Problem statement —
Omit every picture and output the rest of the records exactly as they are.

(Records from a dataset)
--- begin ---

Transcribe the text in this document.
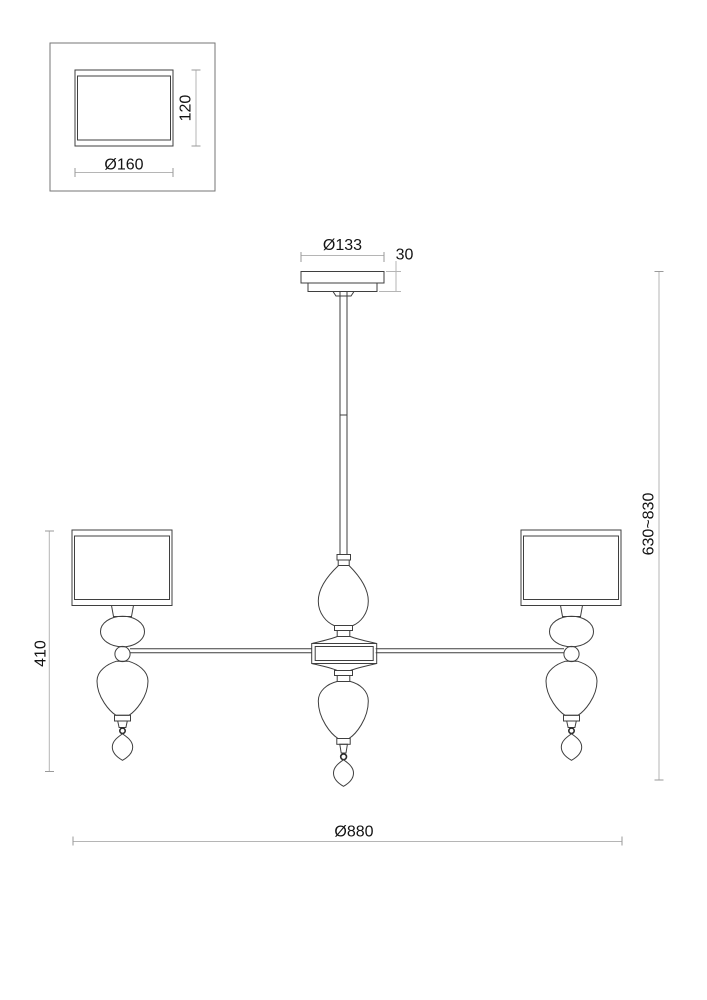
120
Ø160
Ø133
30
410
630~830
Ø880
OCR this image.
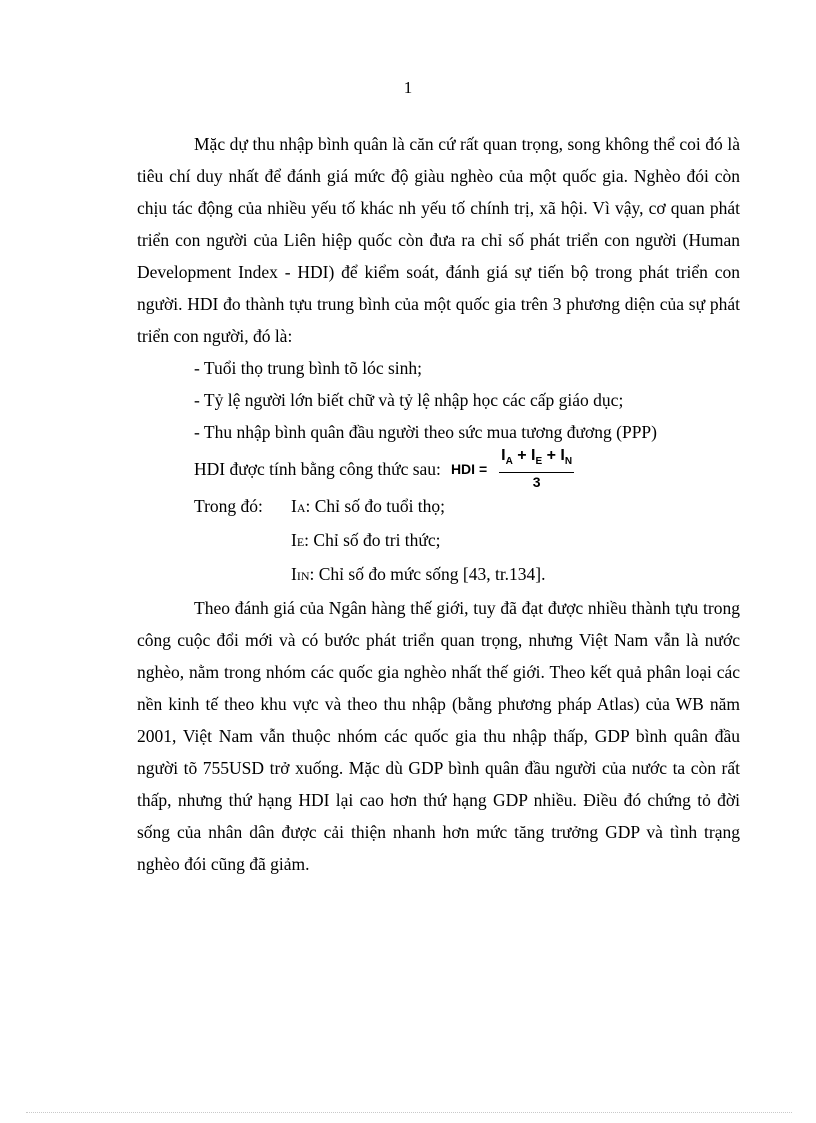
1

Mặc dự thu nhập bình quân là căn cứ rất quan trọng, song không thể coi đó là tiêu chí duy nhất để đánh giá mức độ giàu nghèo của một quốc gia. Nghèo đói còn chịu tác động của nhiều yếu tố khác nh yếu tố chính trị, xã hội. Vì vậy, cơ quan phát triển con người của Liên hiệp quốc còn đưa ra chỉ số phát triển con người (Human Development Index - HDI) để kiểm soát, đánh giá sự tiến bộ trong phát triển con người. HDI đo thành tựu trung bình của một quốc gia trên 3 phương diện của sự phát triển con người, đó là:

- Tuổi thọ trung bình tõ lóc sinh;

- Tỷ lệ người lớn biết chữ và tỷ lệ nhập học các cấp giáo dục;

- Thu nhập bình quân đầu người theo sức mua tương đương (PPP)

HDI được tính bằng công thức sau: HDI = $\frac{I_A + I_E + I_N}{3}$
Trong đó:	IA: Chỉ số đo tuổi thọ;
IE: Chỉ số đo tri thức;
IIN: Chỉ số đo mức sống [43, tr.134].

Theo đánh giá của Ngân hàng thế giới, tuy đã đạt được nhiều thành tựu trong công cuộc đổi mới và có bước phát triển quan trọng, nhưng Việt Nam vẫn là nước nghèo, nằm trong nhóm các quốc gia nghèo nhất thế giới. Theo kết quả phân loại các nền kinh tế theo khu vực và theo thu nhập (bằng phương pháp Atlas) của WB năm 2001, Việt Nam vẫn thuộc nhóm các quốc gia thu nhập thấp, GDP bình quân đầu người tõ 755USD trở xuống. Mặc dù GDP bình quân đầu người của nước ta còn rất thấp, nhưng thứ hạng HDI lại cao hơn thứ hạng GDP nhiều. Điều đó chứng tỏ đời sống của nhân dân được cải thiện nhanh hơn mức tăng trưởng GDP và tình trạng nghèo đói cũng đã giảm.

--- end ---

Task response —
Transcribe the text in this document.
120
Ø160
Ø133
30
410
630~830
Ø880
OCR this image.
1

Mặc dự thu nhập bình quân là căn cứ rất quan trọng, song không thể coi đó là tiêu chí duy nhất để đánh giá mức độ giàu nghèo của một quốc gia. Nghèo đói còn chịu tác động của nhiều yếu tố khác nh yếu tố chính trị, xã hội. Vì vậy, cơ quan phát triển con người của Liên hiệp quốc còn đưa ra chỉ số phát triển con người (Human Development Index - HDI) để kiểm soát, đánh giá sự tiến bộ trong phát triển con người. HDI đo thành tựu trung bình của một quốc gia trên 3 phương diện của sự phát triển con người, đó là:

- Tuổi thọ trung bình tõ lóc sinh;

- Tỷ lệ người lớn biết chữ và tỷ lệ nhập học các cấp giáo dục;

- Thu nhập bình quân đầu người theo sức mua tương đương (PPP)

HDI được tính bằng công thức sau: HDI = $\frac{I_A + I_E + I_N}{3}$
Trong đó:	IA: Chỉ số đo tuổi thọ;
IE: Chỉ số đo tri thức;
IIN: Chỉ số đo mức sống [43, tr.134].

Theo đánh giá của Ngân hàng thế giới, tuy đã đạt được nhiều thành tựu trong công cuộc đổi mới và có bước phát triển quan trọng, nhưng Việt Nam vẫn là nước nghèo, nằm trong nhóm các quốc gia nghèo nhất thế giới. Theo kết quả phân loại các nền kinh tế theo khu vực và theo thu nhập (bằng phương pháp Atlas) của WB năm 2001, Việt Nam vẫn thuộc nhóm các quốc gia thu nhập thấp, GDP bình quân đầu người tõ 755USD trở xuống. Mặc dù GDP bình quân đầu người của nước ta còn rất thấp, nhưng thứ hạng HDI lại cao hơn thứ hạng GDP nhiều. Điều đó chứng tỏ đời sống của nhân dân được cải thiện nhanh hơn mức tăng trưởng GDP và tình trạng nghèo đói cũng đã giảm.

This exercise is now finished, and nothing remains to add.